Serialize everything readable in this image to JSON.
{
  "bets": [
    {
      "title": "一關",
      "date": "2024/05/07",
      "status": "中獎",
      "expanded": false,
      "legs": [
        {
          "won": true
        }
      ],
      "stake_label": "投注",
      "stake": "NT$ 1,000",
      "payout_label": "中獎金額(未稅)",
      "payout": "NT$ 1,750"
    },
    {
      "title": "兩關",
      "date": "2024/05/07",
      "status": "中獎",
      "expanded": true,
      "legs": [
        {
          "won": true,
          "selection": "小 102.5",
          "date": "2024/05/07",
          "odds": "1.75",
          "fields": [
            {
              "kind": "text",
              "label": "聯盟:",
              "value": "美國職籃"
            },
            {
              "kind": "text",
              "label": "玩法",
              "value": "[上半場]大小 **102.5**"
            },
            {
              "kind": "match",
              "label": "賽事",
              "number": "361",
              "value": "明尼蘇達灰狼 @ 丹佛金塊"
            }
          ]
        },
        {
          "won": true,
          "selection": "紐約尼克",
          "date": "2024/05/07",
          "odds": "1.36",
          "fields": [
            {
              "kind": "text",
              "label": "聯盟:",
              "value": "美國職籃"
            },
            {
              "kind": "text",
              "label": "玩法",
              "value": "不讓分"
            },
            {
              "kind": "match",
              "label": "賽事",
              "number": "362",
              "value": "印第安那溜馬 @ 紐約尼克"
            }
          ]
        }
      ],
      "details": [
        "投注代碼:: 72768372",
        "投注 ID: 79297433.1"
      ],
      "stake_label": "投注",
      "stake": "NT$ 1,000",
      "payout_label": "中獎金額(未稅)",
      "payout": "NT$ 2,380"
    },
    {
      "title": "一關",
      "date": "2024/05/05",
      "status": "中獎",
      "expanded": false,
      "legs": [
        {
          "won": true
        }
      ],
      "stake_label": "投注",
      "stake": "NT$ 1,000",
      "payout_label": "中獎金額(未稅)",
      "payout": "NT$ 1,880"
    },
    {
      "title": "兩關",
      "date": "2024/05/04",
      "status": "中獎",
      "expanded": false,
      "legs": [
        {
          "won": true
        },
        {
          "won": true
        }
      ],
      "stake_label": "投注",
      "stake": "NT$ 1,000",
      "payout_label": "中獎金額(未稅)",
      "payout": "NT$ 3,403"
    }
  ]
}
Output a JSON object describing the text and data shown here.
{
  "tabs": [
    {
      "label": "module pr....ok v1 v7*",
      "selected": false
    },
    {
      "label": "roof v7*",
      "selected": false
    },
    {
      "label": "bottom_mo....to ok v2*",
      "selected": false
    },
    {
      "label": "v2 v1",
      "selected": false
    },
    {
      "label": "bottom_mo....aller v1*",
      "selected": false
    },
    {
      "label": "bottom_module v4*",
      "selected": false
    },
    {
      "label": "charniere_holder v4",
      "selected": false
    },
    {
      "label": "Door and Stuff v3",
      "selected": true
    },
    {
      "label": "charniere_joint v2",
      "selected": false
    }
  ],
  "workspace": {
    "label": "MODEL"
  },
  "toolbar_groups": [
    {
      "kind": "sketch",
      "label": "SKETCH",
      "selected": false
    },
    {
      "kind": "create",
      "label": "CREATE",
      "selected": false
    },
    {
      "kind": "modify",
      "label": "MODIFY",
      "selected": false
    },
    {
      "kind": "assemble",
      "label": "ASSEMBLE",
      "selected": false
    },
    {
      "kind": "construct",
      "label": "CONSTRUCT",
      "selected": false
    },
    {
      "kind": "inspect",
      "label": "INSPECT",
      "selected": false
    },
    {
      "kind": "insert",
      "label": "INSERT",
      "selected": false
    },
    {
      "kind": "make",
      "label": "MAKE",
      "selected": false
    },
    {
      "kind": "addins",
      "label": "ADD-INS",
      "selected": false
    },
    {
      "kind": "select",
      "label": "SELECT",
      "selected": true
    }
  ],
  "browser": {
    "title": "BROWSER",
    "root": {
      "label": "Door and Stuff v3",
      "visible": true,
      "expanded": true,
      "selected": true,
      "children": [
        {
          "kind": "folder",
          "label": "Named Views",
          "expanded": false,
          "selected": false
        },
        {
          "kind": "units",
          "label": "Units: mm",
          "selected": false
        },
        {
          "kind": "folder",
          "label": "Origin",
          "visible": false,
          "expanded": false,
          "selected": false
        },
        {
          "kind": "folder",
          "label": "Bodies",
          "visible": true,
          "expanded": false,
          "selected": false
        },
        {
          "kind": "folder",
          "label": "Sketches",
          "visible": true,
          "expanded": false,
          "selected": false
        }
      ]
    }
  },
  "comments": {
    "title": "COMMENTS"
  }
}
================
* **EXERCISE OBJECTIVE**
Can you restate every record above word for word?

* **REPLY**
Serialize everything readable in this image to JSON.
{
  "bets": [
    {
      "title": "一關",
      "date": "2024/05/07",
      "status": "中獎",
      "expanded": false,
      "legs": [
        {
          "won": true
        }
      ],
      "stake_label": "投注",
      "stake": "NT$ 1,000",
      "payout_label": "中獎金額(未稅)",
      "payout": "NT$ 1,750"
    },
    {
      "title": "兩關",
      "date": "2024/05/07",
      "status": "中獎",
      "expanded": true,
      "legs": [
        {
          "won": true,
          "selection": "小 102.5",
          "date": "2024/05/07",
          "odds": "1.75",
          "fields": [
            {
              "kind": "text",
              "label": "聯盟:",
              "value": "美國職籃"
            },
            {
              "kind": "text",
              "label": "玩法",
              "value": "[上半場]大小 **102.5**"
            },
            {
              "kind": "match",
              "label": "賽事",
              "number": "361",
              "value": "明尼蘇達灰狼 @ 丹佛金塊"
            }
          ]
        },
        {
          "won": true,
          "selection": "紐約尼克",
          "date": "2024/05/07",
          "odds": "1.36",
          "fields": [
            {
              "kind": "text",
              "label": "聯盟:",
              "value": "美國職籃"
            },
            {
              "kind": "text",
              "label": "玩法",
              "value": "不讓分"
            },
            {
              "kind": "match",
              "label": "賽事",
              "number": "362",
              "value": "印第安那溜馬 @ 紐約尼克"
            }
          ]
        }
      ],
      "details": [
        "投注代碼:: 72768372",
        "投注 ID: 79297433.1"
      ],
      "stake_label": "投注",
      "stake": "NT$ 1,000",
      "payout_label": "中獎金額(未稅)",
      "payout": "NT$ 2,380"
    },
    {
      "title": "一關",
      "date": "2024/05/05",
      "status": "中獎",
      "expanded": false,
      "legs": [
        {
          "won": true
        }
      ],
      "stake_label": "投注",
      "stake": "NT$ 1,000",
      "payout_label": "中獎金額(未稅)",
      "payout": "NT$ 1,880"
    },
    {
      "title": "兩關",
      "date": "2024/05/04",
      "status": "中獎",
      "expanded": false,
      "legs": [
        {
          "won": true
        },
        {
          "won": true
        }
      ],
      "stake_label": "投注",
      "stake": "NT$ 1,000",
      "payout_label": "中獎金額(未稅)",
      "payout": "NT$ 3,403"
    }
  ]
}
Output a JSON object describing the text and data shown here.
{
  "tabs": [
    {
      "label": "module pr....ok v1 v7*",
      "selected": false
    },
    {
      "label": "roof v7*",
      "selected": false
    },
    {
      "label": "bottom_mo....to ok v2*",
      "selected": false
    },
    {
      "label": "v2 v1",
      "selected": false
    },
    {
      "label": "bottom_mo....aller v1*",
      "selected": false
    },
    {
      "label": "bottom_module v4*",
      "selected": false
    },
    {
      "label": "charniere_holder v4",
      "selected": false
    },
    {
      "label": "Door and Stuff v3",
      "selected": true
    },
    {
      "label": "charniere_joint v2",
      "selected": false
    }
  ],
  "workspace": {
    "label": "MODEL"
  },
  "toolbar_groups": [
    {
      "kind": "sketch",
      "label": "SKETCH",
      "selected": false
    },
    {
      "kind": "create",
      "label": "CREATE",
      "selected": false
    },
    {
      "kind": "modify",
      "label": "MODIFY",
      "selected": false
    },
    {
      "kind": "assemble",
      "label": "ASSEMBLE",
      "selected": false
    },
    {
      "kind": "construct",
      "label": "CONSTRUCT",
      "selected": false
    },
    {
      "kind": "inspect",
      "label": "INSPECT",
      "selected": false
    },
    {
      "kind": "insert",
      "label": "INSERT",
      "selected": false
    },
    {
      "kind": "make",
      "label": "MAKE",
      "selected": false
    },
    {
      "kind": "addins",
      "label": "ADD-INS",
      "selected": false
    },
    {
      "kind": "select",
      "label": "SELECT",
      "selected": true
    }
  ],
  "browser": {
    "title": "BROWSER",
    "root": {
      "label": "Door and Stuff v3",
      "visible": true,
      "expanded": true,
      "selected": true,
      "children": [
        {
          "kind": "folder",
          "label": "Named Views",
          "expanded": false,
          "selected": false
        },
        {
          "kind": "units",
          "label": "Units: mm",
          "selected": false
        },
        {
          "kind": "folder",
          "label": "Origin",
          "visible": false,
          "expanded": false,
          "selected": false
        },
        {
          "kind": "folder",
          "label": "Bodies",
          "visible": true,
          "expanded": false,
          "selected": false
        },
        {
          "kind": "folder",
          "label": "Sketches",
          "visible": true,
          "expanded": false,
          "selected": false
        }
      ]
    }
  },
  "comments": {
    "title": "COMMENTS"
  }
}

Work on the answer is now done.